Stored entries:
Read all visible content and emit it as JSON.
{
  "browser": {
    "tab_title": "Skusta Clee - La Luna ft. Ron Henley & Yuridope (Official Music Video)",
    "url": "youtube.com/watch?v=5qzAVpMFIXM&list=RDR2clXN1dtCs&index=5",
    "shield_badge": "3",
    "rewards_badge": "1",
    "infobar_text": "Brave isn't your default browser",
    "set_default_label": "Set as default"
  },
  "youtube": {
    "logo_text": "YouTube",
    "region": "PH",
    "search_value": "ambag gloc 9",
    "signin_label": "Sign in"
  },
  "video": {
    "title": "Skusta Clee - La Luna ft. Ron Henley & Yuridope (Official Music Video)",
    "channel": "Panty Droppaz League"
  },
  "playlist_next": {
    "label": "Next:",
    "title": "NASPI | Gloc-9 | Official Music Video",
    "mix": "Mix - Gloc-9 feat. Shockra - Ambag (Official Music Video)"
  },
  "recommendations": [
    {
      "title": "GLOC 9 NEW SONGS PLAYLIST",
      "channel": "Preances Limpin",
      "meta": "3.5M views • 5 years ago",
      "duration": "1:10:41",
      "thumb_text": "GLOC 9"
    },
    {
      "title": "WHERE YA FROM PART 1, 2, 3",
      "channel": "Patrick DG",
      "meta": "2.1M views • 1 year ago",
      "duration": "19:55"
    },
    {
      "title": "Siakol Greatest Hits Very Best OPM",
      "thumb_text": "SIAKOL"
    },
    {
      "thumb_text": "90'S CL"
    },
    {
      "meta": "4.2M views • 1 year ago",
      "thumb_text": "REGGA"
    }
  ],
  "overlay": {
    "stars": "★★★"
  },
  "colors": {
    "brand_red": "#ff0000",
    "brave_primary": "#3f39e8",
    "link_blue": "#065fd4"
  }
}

Instruction =
Go through the material above line by line and copy it exactly.

Result of this task =
Read all visible content and emit it as JSON.
{
  "browser": {
    "tab_title": "Skusta Clee - La Luna ft. Ron Henley & Yuridope (Official Music Video)",
    "url": "youtube.com/watch?v=5qzAVpMFIXM&list=RDR2clXN1dtCs&index=5",
    "shield_badge": "3",
    "rewards_badge": "1",
    "infobar_text": "Brave isn't your default browser",
    "set_default_label": "Set as default"
  },
  "youtube": {
    "logo_text": "YouTube",
    "region": "PH",
    "search_value": "ambag gloc 9",
    "signin_label": "Sign in"
  },
  "video": {
    "title": "Skusta Clee - La Luna ft. Ron Henley & Yuridope (Official Music Video)",
    "channel": "Panty Droppaz League"
  },
  "playlist_next": {
    "label": "Next:",
    "title": "NASPI | Gloc-9 | Official Music Video",
    "mix": "Mix - Gloc-9 feat. Shockra - Ambag (Official Music Video)"
  },
  "recommendations": [
    {
      "title": "GLOC 9 NEW SONGS PLAYLIST",
      "channel": "Preances Limpin",
      "meta": "3.5M views • 5 years ago",
      "duration": "1:10:41",
      "thumb_text": "GLOC 9"
    },
    {
      "title": "WHERE YA FROM PART 1, 2, 3",
      "channel": "Patrick DG",
      "meta": "2.1M views • 1 year ago",
      "duration": "19:55"
    },
    {
      "title": "Siakol Greatest Hits Very Best OPM",
      "thumb_text": "SIAKOL"
    },
    {
      "thumb_text": "90'S CL"
    },
    {
      "meta": "4.2M views • 1 year ago",
      "thumb_text": "REGGA"
    }
  ],
  "overlay": {
    "stars": "★★★"
  },
  "colors": {
    "brand_red": "#ff0000",
    "brave_primary": "#3f39e8",
    "link_blue": "#065fd4"
  }
}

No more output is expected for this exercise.